#### PROBLEM TO WORK ON
Where the data below has the string "name", return the whole line.

#### EXERCISE MATERIALS
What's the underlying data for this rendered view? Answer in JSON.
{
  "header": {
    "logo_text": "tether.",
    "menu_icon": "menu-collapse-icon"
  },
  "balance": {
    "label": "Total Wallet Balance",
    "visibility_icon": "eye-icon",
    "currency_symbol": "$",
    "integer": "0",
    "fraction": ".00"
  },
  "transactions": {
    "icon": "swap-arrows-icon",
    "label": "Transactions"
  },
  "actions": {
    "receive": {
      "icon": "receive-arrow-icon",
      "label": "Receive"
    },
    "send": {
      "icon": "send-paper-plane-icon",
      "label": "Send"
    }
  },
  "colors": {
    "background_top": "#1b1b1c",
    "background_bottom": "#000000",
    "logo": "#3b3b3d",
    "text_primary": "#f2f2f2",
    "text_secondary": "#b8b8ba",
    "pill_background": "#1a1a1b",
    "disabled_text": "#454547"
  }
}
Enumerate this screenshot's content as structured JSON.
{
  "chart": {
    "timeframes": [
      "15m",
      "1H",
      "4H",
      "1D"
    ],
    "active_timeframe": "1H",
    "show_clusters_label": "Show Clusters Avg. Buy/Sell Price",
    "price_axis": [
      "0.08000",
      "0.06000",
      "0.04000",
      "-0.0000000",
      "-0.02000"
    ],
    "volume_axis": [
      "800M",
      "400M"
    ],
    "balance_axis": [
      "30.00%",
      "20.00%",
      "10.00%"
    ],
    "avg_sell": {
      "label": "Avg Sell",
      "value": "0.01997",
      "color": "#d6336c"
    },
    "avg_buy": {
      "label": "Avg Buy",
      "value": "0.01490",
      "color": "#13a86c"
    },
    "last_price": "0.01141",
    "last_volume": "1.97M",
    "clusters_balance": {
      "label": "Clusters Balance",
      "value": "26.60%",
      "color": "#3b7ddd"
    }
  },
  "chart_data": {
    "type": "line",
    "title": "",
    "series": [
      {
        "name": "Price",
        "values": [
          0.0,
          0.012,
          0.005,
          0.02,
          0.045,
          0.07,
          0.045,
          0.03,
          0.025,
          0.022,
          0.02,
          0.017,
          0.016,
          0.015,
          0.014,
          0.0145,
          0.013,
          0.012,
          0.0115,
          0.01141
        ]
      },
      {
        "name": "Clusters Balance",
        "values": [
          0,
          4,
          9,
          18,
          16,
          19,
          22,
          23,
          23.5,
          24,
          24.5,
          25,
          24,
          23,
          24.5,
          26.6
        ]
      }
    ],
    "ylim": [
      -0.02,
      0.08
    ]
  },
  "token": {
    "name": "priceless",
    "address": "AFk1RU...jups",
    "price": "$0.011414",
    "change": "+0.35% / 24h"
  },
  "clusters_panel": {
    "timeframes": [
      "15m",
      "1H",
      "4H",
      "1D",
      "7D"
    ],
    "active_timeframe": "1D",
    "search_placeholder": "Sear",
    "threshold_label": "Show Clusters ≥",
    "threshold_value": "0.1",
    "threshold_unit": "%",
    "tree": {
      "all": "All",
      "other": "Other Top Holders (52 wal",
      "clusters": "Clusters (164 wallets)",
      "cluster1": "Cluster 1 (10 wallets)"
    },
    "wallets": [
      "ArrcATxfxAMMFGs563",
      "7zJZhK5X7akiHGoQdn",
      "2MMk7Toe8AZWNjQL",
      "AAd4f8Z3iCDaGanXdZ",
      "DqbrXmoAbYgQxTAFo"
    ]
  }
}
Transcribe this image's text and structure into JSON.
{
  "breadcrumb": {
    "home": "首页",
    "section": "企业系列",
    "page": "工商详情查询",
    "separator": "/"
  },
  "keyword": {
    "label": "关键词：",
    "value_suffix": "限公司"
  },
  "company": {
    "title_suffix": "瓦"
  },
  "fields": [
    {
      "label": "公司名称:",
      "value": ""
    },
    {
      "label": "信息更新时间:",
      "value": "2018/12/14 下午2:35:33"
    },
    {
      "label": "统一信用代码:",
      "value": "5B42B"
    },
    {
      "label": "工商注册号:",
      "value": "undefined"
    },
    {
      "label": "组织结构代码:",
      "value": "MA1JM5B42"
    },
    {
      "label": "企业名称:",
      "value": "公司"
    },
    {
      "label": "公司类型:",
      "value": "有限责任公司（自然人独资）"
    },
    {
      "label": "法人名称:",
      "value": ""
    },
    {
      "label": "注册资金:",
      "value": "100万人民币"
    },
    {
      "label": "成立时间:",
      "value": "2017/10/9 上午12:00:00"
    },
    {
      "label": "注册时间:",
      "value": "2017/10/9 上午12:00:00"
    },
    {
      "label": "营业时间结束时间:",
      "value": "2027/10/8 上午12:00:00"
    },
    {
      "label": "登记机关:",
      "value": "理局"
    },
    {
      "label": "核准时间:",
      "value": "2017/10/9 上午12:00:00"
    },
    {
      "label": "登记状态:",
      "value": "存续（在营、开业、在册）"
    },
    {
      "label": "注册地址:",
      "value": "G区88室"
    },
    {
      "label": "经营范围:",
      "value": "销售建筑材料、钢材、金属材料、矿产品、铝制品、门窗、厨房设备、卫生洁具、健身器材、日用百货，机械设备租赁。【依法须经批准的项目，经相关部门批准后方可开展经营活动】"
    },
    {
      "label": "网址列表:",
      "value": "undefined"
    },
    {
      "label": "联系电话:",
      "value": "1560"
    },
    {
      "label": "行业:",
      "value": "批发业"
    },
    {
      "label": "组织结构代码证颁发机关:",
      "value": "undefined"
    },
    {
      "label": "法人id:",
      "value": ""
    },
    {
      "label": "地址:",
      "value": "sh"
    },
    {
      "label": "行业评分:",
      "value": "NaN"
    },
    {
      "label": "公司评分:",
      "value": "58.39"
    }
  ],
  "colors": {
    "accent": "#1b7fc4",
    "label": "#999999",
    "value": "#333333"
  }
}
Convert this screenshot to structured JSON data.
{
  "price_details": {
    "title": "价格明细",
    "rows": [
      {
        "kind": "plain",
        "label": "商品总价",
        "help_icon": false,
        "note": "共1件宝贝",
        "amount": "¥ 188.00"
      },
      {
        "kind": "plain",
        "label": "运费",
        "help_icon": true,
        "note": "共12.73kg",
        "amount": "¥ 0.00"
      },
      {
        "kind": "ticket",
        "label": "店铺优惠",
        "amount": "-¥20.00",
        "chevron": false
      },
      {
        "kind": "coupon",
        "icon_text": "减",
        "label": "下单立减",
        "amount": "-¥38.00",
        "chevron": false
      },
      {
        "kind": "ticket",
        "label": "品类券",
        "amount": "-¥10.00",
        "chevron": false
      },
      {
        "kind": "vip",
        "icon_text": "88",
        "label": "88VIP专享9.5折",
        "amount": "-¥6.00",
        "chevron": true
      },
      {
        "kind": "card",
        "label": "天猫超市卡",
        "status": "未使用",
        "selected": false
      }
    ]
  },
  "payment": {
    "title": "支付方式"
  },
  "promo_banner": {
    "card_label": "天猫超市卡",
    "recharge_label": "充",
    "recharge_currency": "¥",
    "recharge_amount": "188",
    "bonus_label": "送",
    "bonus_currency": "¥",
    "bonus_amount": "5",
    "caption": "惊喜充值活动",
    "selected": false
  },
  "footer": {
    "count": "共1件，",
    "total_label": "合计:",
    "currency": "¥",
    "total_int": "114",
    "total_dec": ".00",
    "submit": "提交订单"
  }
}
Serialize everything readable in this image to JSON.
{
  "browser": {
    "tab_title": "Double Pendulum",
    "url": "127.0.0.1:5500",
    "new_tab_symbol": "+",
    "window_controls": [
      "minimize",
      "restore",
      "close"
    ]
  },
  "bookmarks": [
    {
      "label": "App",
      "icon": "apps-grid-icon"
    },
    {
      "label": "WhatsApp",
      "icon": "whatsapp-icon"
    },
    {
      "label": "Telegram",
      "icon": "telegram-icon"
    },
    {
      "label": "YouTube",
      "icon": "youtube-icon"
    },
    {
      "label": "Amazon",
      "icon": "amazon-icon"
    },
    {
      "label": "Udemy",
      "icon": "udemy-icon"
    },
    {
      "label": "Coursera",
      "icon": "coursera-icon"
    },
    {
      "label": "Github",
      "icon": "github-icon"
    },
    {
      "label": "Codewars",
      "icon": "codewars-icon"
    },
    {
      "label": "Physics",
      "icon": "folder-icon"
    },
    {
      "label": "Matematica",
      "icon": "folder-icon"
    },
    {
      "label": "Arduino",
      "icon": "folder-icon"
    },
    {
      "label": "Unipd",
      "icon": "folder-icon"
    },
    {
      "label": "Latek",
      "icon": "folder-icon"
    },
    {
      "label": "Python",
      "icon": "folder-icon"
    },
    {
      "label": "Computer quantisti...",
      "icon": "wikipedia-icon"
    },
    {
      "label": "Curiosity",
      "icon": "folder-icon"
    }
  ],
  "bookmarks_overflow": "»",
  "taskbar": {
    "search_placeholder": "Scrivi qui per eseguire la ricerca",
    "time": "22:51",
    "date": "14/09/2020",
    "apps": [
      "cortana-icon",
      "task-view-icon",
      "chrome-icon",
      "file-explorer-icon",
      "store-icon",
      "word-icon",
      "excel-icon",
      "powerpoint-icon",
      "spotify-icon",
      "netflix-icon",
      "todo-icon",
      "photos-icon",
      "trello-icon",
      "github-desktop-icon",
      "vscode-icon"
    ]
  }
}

#### RESPONSE BELOW
        "name": "Price",
        "name": "Clusters Balance",
    "name": "priceless",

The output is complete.